__Input for this task__.
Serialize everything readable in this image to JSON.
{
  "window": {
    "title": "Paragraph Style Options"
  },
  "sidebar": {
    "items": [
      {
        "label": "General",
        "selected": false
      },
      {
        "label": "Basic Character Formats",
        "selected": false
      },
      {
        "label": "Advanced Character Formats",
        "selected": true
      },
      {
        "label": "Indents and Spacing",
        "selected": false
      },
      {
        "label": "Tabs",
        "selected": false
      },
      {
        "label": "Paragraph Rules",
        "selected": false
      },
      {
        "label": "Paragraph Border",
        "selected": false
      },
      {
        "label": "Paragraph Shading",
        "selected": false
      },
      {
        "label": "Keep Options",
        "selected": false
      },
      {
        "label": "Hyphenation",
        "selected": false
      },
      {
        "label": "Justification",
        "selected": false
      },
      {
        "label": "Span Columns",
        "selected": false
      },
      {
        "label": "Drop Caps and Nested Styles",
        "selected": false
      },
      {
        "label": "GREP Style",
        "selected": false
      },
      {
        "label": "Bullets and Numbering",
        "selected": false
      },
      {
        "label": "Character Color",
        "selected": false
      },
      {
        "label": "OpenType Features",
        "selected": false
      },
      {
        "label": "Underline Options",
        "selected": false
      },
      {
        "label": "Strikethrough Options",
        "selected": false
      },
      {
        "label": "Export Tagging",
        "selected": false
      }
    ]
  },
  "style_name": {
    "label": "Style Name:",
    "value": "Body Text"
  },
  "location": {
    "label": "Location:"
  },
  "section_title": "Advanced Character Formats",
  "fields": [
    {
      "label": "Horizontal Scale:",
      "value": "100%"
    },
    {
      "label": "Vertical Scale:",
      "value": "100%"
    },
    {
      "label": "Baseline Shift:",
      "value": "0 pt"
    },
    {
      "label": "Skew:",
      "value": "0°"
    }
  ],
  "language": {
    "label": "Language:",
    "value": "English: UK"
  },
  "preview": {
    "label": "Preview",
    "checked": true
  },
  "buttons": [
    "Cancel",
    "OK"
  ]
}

__Problem requirements__.
Using the material above, state how many lines include the string "Scale". Answer with a single number.

__Final answer__.
2